## Start ENTRIES

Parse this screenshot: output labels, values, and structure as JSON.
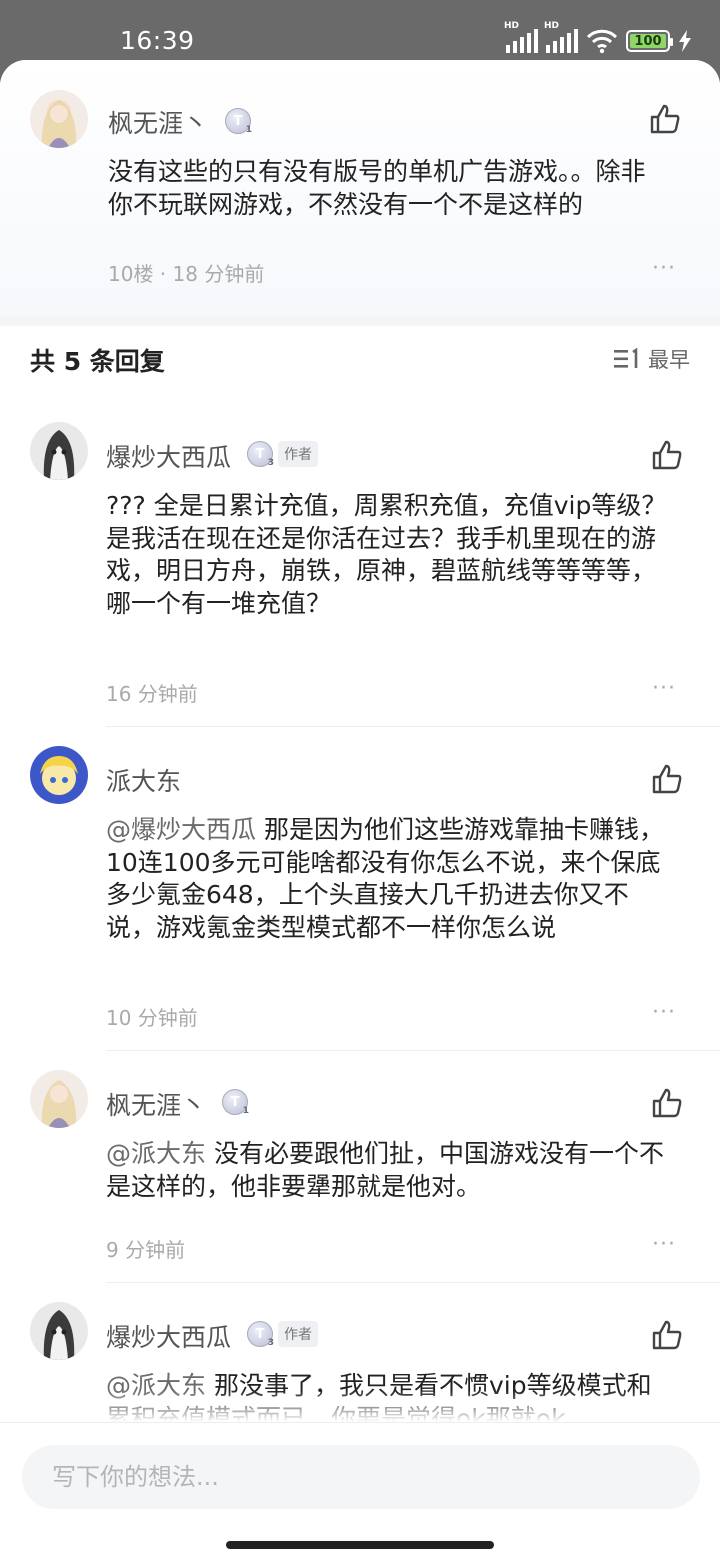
{
  "status_bar": {
    "time": "16:39",
    "battery": "100"
  },
  "main_comment": {
    "user": "枫无涯丶",
    "level": "T",
    "level_sub": "1",
    "text": "没有这些的只有没有版号的单机广告游戏。。除非\n你不玩联网游戏，不然没有一个不是这样的",
    "meta": "10楼 · 18 分钟前",
    "more": "···"
  },
  "replies_header": {
    "title": "共 5 条回复",
    "sort_label": "最早"
  },
  "replies": [
    {
      "user": "爆炒大西瓜",
      "level": "T",
      "level_sub": "3",
      "tag": "作者",
      "mention": "",
      "text": "??? 全是日累计充值，周累积充值，充值vip等级？\n是我活在现在还是你活在过去？我手机里现在的游\n戏，明日方舟，崩铁，原神，碧蓝航线等等等等，\n哪一个有一堆充值？",
      "time": "16 分钟前"
    },
    {
      "user": "派大东",
      "level": "",
      "level_sub": "",
      "tag": "",
      "mention": "@爆炒大西瓜",
      "text": " 那是因为他们这些游戏靠抽卡赚钱，\n10连100多元可能啥都没有你怎么不说，来个保底\n多少氪金648，上个头直接大几千扔进去你又不\n说，游戏氪金类型模式都不一样你怎么说",
      "time": "10 分钟前"
    },
    {
      "user": "枫无涯丶",
      "level": "T",
      "level_sub": "1",
      "tag": "",
      "mention": "@派大东",
      "text": " 没有必要跟他们扯，中国游戏没有一个不\n是这样的，他非要犟那就是他对。",
      "time": "9 分钟前"
    },
    {
      "user": "爆炒大西瓜",
      "level": "T",
      "level_sub": "3",
      "tag": "作者",
      "mention": "@派大东",
      "text": " 那没事了，我只是看不惯vip等级模式和\n累积充值模式而已，你要是觉得ok那就ok",
      "time": ""
    }
  ],
  "input": {
    "placeholder": "写下你的想法..."
  },
  "colors": {
    "mention": "#6b6b6b",
    "meta": "#aaaaaa",
    "bg_band": "#f4f5f7"
  }
}
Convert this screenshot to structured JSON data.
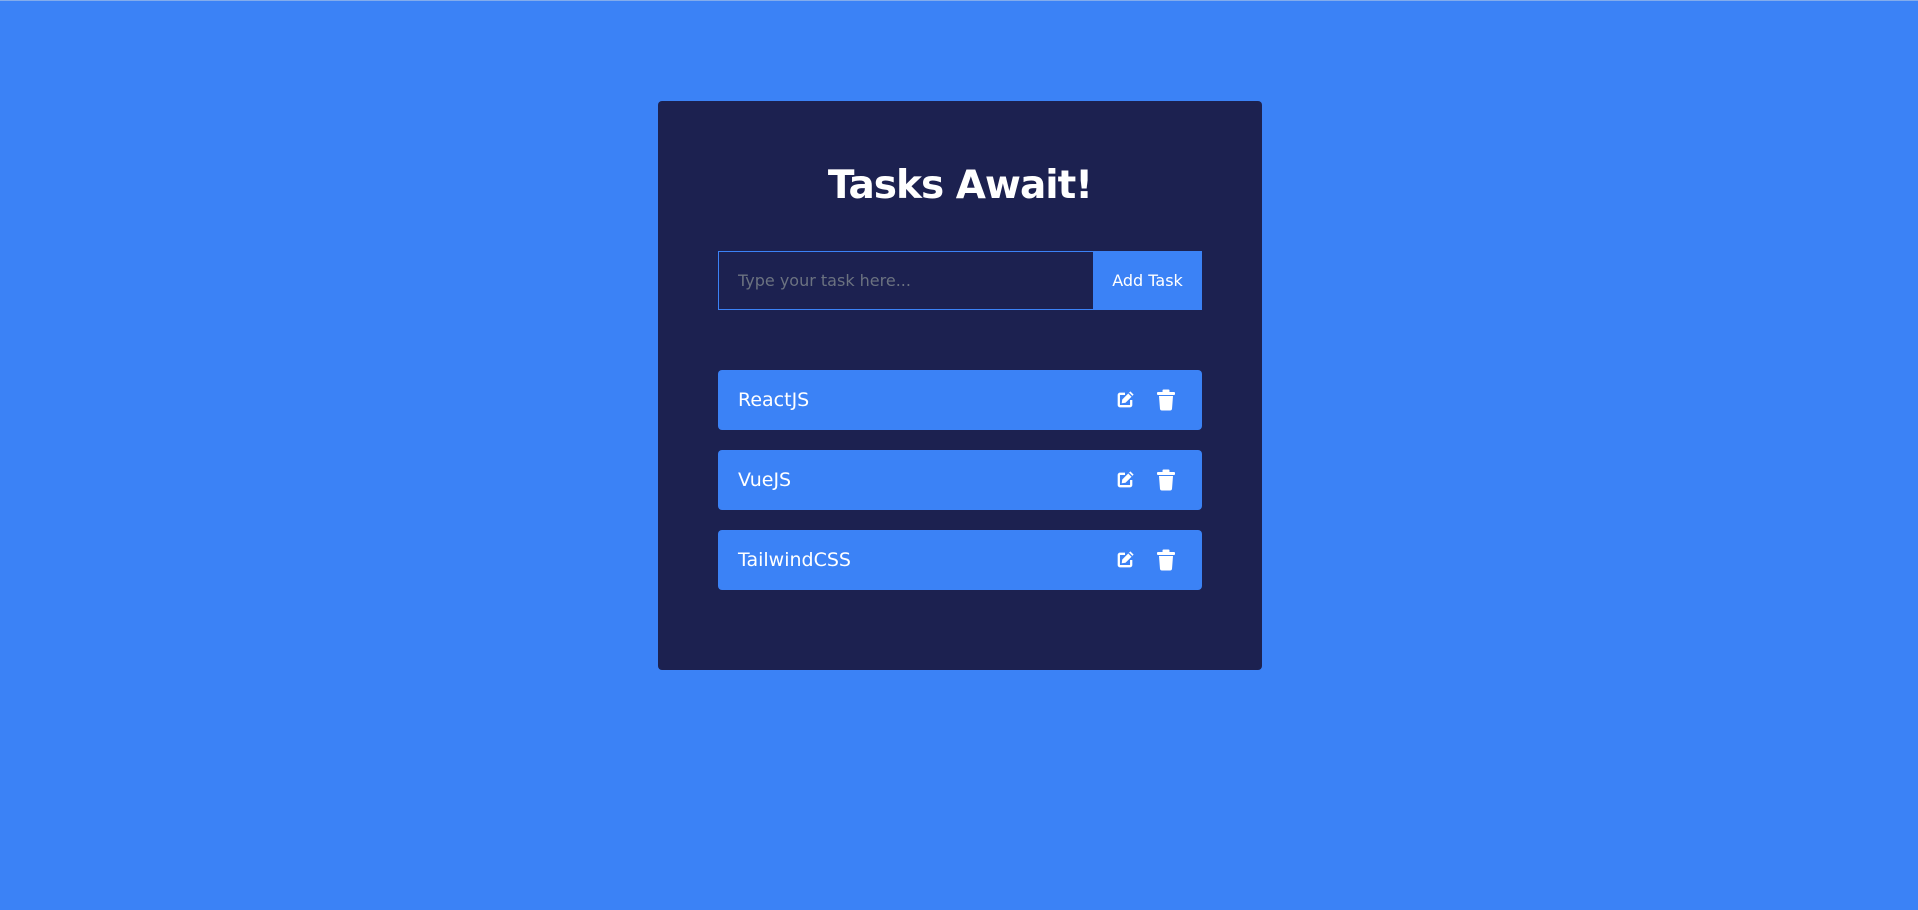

## End ENTRIES

### DIRECTIONS:
Make an exact copy of every entry above, minus the images.

### RESULT OF THE TASK:
Parse this screenshot: output labels, values, and structure as JSON.
{
  "status_bar": {
    "time": "16:39",
    "battery": "100"
  },
  "main_comment": {
    "user": "枫无涯丶",
    "level": "T",
    "level_sub": "1",
    "text": "没有这些的只有没有版号的单机广告游戏。。除非\n你不玩联网游戏，不然没有一个不是这样的",
    "meta": "10楼 · 18 分钟前",
    "more": "···"
  },
  "replies_header": {
    "title": "共 5 条回复",
    "sort_label": "最早"
  },
  "replies": [
    {
      "user": "爆炒大西瓜",
      "level": "T",
      "level_sub": "3",
      "tag": "作者",
      "mention": "",
      "text": "??? 全是日累计充值，周累积充值，充值vip等级？\n是我活在现在还是你活在过去？我手机里现在的游\n戏，明日方舟，崩铁，原神，碧蓝航线等等等等，\n哪一个有一堆充值？",
      "time": "16 分钟前"
    },
    {
      "user": "派大东",
      "level": "",
      "level_sub": "",
      "tag": "",
      "mention": "@爆炒大西瓜",
      "text": " 那是因为他们这些游戏靠抽卡赚钱，\n10连100多元可能啥都没有你怎么不说，来个保底\n多少氪金648，上个头直接大几千扔进去你又不\n说，游戏氪金类型模式都不一样你怎么说",
      "time": "10 分钟前"
    },
    {
      "user": "枫无涯丶",
      "level": "T",
      "level_sub": "1",
      "tag": "",
      "mention": "@派大东",
      "text": " 没有必要跟他们扯，中国游戏没有一个不\n是这样的，他非要犟那就是他对。",
      "time": "9 分钟前"
    },
    {
      "user": "爆炒大西瓜",
      "level": "T",
      "level_sub": "3",
      "tag": "作者",
      "mention": "@派大东",
      "text": " 那没事了，我只是看不惯vip等级模式和\n累积充值模式而已，你要是觉得ok那就ok",
      "time": ""
    }
  ],
  "input": {
    "placeholder": "写下你的想法..."
  },
  "colors": {
    "mention": "#6b6b6b",
    "meta": "#aaaaaa",
    "bg_band": "#f4f5f7"
  }
}
Convert this screenshot to structured JSON data.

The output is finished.